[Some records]
--- begin ---
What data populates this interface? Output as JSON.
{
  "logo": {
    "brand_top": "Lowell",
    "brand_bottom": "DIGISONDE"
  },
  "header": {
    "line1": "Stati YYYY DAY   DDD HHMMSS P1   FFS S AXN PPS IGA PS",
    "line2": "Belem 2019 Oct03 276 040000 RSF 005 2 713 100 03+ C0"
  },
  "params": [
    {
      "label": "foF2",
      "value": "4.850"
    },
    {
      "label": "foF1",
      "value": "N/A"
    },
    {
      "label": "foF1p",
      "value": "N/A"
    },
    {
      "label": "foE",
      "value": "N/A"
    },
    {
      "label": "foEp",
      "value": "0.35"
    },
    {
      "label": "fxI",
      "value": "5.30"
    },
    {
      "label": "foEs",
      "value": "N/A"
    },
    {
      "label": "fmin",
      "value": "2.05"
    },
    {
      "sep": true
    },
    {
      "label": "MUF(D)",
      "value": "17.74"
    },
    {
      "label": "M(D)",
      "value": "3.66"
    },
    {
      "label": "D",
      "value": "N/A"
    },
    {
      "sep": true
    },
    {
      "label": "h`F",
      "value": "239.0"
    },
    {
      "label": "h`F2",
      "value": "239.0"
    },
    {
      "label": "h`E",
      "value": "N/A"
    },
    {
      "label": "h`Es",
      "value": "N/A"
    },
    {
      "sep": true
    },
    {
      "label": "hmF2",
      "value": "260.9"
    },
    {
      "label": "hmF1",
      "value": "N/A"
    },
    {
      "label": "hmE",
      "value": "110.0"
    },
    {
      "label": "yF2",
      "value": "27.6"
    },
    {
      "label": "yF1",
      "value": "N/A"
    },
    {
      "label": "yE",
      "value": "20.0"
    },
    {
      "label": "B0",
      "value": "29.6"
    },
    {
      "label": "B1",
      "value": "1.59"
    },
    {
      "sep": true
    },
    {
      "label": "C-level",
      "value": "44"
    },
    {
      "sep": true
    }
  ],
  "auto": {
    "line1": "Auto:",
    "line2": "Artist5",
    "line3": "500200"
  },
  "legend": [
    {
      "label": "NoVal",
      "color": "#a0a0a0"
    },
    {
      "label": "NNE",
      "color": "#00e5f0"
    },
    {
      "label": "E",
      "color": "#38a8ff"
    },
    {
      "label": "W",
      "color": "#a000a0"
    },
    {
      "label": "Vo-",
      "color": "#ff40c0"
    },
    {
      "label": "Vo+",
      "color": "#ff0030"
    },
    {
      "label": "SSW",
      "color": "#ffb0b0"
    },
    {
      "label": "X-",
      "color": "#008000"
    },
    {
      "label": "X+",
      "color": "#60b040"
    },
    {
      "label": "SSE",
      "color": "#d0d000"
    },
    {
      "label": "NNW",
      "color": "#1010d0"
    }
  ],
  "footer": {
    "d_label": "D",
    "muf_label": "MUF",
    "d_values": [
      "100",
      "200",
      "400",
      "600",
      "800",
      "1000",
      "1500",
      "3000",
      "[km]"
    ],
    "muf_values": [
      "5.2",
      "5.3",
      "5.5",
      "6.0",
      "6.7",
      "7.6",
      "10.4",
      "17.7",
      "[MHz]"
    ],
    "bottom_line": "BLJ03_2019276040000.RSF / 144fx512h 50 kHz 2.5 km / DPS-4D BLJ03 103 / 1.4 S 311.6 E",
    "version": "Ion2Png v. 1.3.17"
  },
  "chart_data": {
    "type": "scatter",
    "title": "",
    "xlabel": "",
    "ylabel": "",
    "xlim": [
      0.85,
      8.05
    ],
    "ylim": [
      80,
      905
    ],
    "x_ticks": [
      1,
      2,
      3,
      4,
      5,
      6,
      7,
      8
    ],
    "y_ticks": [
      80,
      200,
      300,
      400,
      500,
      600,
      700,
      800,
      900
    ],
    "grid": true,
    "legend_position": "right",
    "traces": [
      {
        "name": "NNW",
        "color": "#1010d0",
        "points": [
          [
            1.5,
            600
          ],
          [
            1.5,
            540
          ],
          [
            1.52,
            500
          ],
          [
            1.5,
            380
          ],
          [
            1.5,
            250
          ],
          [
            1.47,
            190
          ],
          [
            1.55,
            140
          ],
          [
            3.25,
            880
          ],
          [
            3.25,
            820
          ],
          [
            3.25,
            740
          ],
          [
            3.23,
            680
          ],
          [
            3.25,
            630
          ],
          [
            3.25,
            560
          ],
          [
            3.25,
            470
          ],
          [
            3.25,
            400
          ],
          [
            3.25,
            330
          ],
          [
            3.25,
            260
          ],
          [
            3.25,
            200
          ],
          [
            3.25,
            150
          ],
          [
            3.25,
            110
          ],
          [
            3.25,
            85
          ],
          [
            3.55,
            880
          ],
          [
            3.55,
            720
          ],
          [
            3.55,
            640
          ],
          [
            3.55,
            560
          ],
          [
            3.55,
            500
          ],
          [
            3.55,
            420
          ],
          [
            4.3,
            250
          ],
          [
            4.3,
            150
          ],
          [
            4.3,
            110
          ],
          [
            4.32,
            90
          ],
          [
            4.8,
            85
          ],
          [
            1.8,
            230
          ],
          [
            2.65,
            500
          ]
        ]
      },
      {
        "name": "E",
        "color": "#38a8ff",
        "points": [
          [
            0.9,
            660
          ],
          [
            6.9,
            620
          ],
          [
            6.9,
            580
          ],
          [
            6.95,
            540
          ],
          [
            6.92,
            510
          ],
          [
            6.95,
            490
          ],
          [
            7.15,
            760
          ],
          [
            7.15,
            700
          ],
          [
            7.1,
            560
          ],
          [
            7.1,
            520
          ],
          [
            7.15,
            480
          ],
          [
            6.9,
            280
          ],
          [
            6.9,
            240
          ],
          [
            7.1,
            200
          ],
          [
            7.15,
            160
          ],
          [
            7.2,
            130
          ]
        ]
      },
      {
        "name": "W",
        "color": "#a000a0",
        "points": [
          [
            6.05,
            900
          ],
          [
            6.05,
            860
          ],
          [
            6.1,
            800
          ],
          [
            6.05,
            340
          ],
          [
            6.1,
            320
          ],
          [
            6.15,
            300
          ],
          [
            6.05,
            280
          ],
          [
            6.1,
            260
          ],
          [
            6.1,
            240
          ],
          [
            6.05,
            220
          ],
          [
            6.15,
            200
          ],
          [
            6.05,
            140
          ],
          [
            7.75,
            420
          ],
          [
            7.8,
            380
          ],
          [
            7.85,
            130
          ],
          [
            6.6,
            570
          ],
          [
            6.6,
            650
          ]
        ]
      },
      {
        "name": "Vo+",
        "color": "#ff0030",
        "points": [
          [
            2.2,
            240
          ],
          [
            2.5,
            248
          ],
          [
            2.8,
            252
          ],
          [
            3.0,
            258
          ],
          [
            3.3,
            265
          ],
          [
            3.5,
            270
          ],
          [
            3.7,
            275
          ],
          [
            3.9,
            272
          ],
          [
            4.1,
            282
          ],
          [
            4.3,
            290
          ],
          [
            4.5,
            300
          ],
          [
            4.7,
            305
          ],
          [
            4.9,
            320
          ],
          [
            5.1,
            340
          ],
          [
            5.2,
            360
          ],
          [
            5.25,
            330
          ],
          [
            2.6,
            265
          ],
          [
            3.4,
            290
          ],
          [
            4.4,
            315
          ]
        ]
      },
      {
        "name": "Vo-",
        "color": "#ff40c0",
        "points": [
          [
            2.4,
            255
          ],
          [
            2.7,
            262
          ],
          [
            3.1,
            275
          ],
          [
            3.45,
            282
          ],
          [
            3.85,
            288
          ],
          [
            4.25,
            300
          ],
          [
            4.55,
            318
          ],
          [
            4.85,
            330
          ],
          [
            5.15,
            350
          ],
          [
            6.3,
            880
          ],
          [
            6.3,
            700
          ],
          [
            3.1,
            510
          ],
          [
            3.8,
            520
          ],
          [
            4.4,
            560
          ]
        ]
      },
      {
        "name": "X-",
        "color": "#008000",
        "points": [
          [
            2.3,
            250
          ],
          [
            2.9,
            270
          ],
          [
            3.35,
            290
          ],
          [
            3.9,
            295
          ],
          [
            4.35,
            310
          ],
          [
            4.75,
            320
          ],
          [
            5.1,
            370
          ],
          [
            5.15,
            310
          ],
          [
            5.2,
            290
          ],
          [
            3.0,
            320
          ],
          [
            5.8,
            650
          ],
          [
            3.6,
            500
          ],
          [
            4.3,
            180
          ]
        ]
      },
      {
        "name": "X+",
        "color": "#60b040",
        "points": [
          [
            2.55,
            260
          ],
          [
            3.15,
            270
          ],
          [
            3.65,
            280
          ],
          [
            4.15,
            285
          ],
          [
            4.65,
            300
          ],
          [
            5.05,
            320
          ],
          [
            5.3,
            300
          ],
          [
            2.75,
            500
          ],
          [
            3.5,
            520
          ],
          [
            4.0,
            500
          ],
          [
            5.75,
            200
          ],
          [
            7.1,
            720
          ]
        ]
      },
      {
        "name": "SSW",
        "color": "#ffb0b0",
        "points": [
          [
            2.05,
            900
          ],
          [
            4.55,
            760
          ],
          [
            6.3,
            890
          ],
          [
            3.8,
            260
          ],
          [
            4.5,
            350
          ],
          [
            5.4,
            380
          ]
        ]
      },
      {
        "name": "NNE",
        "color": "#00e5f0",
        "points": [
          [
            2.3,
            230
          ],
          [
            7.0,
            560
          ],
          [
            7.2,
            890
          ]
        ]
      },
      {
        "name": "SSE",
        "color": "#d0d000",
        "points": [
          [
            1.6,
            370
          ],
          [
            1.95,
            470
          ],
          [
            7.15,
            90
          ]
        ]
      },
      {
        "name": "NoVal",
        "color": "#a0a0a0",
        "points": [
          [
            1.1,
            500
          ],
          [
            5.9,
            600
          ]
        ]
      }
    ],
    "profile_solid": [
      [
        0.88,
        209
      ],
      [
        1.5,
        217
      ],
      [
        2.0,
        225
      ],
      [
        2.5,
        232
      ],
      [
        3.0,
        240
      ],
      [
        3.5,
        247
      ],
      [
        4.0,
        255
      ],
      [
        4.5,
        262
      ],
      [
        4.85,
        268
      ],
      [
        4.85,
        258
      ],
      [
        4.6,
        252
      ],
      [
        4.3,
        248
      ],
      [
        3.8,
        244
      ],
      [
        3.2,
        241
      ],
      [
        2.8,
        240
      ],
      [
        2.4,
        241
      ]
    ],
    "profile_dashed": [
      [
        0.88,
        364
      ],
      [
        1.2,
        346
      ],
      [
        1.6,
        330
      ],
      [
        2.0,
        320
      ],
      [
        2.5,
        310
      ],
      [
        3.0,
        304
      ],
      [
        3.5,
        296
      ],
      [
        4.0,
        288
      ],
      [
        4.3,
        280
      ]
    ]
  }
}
--- end ---
(Problem requirements):
Copy every line of the listing where the word "name" appears.

(Answer below):
        "name": "NNW",
        "name": "E",
        "name": "W",
        "name": "Vo+",
        "name": "Vo-",
        "name": "X-",
        "name": "X+",
        "name": "SSW",
        "name": "NNE",
        "name": "SSE",
        "name": "NoVal",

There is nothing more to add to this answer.